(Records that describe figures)
__________________________________________________

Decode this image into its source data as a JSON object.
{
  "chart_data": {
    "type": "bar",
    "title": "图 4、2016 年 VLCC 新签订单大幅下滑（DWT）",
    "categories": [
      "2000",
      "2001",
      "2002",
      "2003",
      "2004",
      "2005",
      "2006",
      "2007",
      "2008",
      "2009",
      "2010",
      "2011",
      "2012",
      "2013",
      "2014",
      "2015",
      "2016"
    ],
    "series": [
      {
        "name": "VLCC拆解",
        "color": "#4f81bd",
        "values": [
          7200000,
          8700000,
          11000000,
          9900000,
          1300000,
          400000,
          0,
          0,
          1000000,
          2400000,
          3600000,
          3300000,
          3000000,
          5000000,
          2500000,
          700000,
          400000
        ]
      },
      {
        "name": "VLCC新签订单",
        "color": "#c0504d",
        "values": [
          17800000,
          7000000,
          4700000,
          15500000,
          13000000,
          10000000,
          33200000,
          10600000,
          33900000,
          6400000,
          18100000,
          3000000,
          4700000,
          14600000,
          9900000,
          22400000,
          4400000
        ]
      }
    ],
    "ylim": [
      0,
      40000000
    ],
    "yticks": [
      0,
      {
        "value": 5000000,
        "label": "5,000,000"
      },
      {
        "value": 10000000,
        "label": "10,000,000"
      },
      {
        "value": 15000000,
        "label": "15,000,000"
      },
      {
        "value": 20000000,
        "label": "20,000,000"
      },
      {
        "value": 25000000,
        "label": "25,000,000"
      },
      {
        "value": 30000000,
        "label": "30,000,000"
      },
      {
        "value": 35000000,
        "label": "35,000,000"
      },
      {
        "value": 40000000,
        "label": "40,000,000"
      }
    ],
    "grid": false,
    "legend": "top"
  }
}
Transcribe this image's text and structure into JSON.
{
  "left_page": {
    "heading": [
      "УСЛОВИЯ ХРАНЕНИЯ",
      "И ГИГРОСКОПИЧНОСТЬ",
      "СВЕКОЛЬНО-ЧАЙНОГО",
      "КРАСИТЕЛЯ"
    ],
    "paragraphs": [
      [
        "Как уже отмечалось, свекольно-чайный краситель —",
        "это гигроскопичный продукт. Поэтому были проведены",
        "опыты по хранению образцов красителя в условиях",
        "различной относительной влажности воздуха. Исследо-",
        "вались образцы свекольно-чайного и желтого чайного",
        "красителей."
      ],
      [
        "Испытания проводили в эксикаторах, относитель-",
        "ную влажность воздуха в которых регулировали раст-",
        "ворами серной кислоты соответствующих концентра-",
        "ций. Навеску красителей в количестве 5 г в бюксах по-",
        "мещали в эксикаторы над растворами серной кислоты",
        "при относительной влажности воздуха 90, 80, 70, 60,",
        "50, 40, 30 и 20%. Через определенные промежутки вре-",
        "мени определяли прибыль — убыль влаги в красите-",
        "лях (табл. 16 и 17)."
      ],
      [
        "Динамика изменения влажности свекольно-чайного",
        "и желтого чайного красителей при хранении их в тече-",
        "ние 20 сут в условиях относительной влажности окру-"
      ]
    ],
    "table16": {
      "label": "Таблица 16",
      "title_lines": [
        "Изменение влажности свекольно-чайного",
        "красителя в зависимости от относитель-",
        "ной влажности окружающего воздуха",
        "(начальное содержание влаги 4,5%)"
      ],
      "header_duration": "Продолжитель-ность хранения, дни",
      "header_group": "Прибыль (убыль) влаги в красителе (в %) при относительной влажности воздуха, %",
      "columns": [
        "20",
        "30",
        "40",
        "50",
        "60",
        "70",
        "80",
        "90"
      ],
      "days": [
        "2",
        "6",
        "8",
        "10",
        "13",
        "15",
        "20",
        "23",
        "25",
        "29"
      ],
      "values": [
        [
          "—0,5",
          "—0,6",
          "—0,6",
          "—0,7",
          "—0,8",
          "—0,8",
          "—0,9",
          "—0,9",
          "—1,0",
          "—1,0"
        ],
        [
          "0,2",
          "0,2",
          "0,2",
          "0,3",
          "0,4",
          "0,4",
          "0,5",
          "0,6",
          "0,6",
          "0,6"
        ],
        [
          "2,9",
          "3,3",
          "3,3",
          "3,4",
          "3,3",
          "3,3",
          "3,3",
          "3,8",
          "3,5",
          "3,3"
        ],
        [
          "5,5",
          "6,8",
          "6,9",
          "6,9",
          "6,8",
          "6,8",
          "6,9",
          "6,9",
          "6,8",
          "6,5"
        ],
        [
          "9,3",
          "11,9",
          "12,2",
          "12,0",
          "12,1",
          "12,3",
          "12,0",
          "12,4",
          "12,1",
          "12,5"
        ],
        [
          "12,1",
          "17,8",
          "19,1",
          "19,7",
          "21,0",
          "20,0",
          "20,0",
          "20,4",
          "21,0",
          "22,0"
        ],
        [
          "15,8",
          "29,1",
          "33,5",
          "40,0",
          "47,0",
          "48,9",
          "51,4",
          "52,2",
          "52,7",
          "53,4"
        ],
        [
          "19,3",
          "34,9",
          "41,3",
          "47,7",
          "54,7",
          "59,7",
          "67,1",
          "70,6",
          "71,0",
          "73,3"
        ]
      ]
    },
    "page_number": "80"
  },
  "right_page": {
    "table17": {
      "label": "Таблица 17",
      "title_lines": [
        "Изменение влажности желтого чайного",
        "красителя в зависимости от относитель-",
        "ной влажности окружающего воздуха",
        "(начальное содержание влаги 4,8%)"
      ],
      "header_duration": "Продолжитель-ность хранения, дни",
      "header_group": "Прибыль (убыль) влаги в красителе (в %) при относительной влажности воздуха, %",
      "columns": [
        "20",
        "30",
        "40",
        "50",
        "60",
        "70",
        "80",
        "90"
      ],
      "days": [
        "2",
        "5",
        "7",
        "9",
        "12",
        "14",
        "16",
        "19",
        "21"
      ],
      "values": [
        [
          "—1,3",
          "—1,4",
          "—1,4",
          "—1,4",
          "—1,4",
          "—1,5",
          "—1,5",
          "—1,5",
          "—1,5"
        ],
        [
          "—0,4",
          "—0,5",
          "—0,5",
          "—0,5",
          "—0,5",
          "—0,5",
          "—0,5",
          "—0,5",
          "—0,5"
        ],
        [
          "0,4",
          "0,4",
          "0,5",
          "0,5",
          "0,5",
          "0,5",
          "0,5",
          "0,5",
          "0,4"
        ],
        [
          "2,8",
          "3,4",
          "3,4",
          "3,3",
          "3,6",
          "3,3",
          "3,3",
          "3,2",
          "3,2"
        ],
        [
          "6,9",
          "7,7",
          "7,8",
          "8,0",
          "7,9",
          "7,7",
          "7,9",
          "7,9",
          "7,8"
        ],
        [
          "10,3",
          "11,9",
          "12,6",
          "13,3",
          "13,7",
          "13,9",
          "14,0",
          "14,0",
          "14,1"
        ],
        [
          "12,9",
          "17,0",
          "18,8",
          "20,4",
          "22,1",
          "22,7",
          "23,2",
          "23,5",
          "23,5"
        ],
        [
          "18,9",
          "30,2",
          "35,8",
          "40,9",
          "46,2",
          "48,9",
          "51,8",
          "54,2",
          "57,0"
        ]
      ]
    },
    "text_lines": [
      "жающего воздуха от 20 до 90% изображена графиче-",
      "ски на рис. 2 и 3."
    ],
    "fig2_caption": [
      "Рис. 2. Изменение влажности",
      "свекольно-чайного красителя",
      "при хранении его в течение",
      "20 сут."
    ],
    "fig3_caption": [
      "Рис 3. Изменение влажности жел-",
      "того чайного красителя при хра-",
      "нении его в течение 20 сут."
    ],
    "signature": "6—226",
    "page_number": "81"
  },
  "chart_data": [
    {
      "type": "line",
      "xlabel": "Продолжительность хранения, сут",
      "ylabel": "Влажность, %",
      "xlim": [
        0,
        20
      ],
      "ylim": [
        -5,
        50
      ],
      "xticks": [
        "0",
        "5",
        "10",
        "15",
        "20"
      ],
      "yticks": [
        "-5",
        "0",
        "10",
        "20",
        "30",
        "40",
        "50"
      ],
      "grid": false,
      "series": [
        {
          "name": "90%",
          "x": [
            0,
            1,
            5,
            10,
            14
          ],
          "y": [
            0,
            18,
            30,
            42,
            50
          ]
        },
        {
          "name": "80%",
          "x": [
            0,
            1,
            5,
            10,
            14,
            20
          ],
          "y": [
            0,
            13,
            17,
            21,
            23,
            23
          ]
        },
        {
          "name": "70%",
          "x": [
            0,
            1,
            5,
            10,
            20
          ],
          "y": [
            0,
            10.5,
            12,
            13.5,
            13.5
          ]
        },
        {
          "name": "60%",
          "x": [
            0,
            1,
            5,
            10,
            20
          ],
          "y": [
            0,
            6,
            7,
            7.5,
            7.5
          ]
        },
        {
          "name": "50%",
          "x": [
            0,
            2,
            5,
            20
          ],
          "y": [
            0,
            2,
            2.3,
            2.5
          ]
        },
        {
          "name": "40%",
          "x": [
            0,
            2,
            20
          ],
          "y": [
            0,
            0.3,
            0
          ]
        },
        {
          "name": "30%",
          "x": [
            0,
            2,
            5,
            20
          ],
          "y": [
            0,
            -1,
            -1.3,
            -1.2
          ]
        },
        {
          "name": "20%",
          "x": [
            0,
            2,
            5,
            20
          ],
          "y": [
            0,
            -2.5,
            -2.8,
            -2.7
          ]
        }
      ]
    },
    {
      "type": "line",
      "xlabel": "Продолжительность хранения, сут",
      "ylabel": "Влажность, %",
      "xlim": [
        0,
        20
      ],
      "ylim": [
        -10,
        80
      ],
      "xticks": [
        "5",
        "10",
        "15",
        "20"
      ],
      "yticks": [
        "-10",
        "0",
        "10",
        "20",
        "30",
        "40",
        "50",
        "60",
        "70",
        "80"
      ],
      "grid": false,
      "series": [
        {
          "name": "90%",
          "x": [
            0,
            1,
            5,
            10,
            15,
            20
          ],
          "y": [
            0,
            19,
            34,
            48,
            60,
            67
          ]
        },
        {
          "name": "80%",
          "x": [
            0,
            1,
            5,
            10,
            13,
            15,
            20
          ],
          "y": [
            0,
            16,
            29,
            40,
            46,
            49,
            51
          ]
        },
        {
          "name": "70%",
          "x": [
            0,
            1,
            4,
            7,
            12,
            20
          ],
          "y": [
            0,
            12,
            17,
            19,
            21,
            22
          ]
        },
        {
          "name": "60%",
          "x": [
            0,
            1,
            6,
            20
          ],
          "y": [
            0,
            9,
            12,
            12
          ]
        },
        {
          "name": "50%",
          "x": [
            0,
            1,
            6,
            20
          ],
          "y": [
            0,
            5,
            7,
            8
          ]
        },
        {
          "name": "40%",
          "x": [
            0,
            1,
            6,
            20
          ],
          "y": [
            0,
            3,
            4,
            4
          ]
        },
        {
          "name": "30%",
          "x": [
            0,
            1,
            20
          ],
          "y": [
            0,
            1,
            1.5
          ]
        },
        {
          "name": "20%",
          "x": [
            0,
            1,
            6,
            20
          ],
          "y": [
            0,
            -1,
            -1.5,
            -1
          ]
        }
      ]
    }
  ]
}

__________________________________________________

**EXERCISE INSTRUCTIONS**
Look through the records and gather every line containing "хранении".

**SOLUTION TO THE EXERCISE**
        "и желтого чайного красителей при хранении их в тече-",
      "при хранении его в течение",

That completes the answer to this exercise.